━━━━━ Data for this task

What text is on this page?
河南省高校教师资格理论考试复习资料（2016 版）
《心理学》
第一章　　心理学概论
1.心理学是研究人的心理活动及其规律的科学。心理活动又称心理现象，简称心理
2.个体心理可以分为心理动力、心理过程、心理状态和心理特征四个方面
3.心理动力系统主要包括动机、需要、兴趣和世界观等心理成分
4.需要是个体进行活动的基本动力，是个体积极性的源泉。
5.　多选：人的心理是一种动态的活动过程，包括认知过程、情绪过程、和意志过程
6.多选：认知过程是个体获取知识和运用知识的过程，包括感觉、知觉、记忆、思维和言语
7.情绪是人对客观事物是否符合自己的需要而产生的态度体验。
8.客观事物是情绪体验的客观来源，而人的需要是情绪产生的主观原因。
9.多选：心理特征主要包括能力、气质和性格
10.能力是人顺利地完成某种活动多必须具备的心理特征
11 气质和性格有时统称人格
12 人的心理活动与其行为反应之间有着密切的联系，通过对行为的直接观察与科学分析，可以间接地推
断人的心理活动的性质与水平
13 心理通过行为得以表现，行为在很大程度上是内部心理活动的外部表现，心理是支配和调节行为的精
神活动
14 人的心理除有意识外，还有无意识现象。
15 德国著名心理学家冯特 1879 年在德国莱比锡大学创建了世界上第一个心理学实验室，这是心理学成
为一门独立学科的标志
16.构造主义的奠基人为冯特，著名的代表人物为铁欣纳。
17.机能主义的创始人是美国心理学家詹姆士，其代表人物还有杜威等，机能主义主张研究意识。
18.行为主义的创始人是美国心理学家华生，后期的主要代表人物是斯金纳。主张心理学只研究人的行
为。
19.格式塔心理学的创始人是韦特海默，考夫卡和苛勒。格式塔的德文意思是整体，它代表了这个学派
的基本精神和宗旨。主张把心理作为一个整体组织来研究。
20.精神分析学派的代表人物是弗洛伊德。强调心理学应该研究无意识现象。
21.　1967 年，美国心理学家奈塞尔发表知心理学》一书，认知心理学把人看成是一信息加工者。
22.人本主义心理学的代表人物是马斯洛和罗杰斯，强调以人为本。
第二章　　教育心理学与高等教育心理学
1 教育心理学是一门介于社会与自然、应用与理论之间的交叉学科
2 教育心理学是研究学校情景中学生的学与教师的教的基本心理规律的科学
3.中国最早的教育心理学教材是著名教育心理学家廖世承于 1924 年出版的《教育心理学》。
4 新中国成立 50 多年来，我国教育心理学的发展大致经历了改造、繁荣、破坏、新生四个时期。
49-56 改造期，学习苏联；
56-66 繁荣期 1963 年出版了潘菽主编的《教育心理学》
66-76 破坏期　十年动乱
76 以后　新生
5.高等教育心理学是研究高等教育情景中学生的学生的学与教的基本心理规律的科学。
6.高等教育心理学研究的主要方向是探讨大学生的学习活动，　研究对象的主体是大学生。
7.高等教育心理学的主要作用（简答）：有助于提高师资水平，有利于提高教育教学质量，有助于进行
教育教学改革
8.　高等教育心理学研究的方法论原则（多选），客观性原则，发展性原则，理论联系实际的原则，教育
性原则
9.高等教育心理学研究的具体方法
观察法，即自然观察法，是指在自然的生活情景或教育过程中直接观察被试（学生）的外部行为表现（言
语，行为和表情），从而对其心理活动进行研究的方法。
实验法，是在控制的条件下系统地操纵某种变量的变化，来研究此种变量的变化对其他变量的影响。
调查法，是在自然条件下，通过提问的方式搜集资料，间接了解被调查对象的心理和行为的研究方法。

━━━━━━━━━━

Output the listing above word for word.

What text is on this page?
河南省高校教师资格理论考试复习资料（2016 版）
《心理学》
第一章　　心理学概论
1.心理学是研究人的心理活动及其规律的科学。心理活动又称心理现象，简称心理
2.个体心理可以分为心理动力、心理过程、心理状态和心理特征四个方面
3.心理动力系统主要包括动机、需要、兴趣和世界观等心理成分
4.需要是个体进行活动的基本动力，是个体积极性的源泉。
5.　多选：人的心理是一种动态的活动过程，包括认知过程、情绪过程、和意志过程
6.多选：认知过程是个体获取知识和运用知识的过程，包括感觉、知觉、记忆、思维和言语
7.情绪是人对客观事物是否符合自己的需要而产生的态度体验。
8.客观事物是情绪体验的客观来源，而人的需要是情绪产生的主观原因。
9.多选：心理特征主要包括能力、气质和性格
10.能力是人顺利地完成某种活动多必须具备的心理特征
11 气质和性格有时统称人格
12 人的心理活动与其行为反应之间有着密切的联系，通过对行为的直接观察与科学分析，可以间接地推
断人的心理活动的性质与水平
13 心理通过行为得以表现，行为在很大程度上是内部心理活动的外部表现，心理是支配和调节行为的精
神活动
14 人的心理除有意识外，还有无意识现象。
15 德国著名心理学家冯特 1879 年在德国莱比锡大学创建了世界上第一个心理学实验室，这是心理学成
为一门独立学科的标志
16.构造主义的奠基人为冯特，著名的代表人物为铁欣纳。
17.机能主义的创始人是美国心理学家詹姆士，其代表人物还有杜威等，机能主义主张研究意识。
18.行为主义的创始人是美国心理学家华生，后期的主要代表人物是斯金纳。主张心理学只研究人的行
为。
19.格式塔心理学的创始人是韦特海默，考夫卡和苛勒。格式塔的德文意思是整体，它代表了这个学派
的基本精神和宗旨。主张把心理作为一个整体组织来研究。
20.精神分析学派的代表人物是弗洛伊德。强调心理学应该研究无意识现象。
21.　1967 年，美国心理学家奈塞尔发表知心理学》一书，认知心理学把人看成是一信息加工者。
22.人本主义心理学的代表人物是马斯洛和罗杰斯，强调以人为本。
第二章　　教育心理学与高等教育心理学
1 教育心理学是一门介于社会与自然、应用与理论之间的交叉学科
2 教育心理学是研究学校情景中学生的学与教师的教的基本心理规律的科学
3.中国最早的教育心理学教材是著名教育心理学家廖世承于 1924 年出版的《教育心理学》。
4 新中国成立 50 多年来，我国教育心理学的发展大致经历了改造、繁荣、破坏、新生四个时期。
49-56 改造期，学习苏联；
56-66 繁荣期 1963 年出版了潘菽主编的《教育心理学》
66-76 破坏期　十年动乱
76 以后　新生
5.高等教育心理学是研究高等教育情景中学生的学生的学与教的基本心理规律的科学。
6.高等教育心理学研究的主要方向是探讨大学生的学习活动，　研究对象的主体是大学生。
7.高等教育心理学的主要作用（简答）：有助于提高师资水平，有利于提高教育教学质量，有助于进行
教育教学改革
8.　高等教育心理学研究的方法论原则（多选），客观性原则，发展性原则，理论联系实际的原则，教育
性原则
9.高等教育心理学研究的具体方法
观察法，即自然观察法，是指在自然的生活情景或教育过程中直接观察被试（学生）的外部行为表现（言
语，行为和表情），从而对其心理活动进行研究的方法。
实验法，是在控制的条件下系统地操纵某种变量的变化，来研究此种变量的变化对其他变量的影响。
调查法，是在自然条件下，通过提问的方式搜集资料，间接了解被调查对象的心理和行为的研究方法。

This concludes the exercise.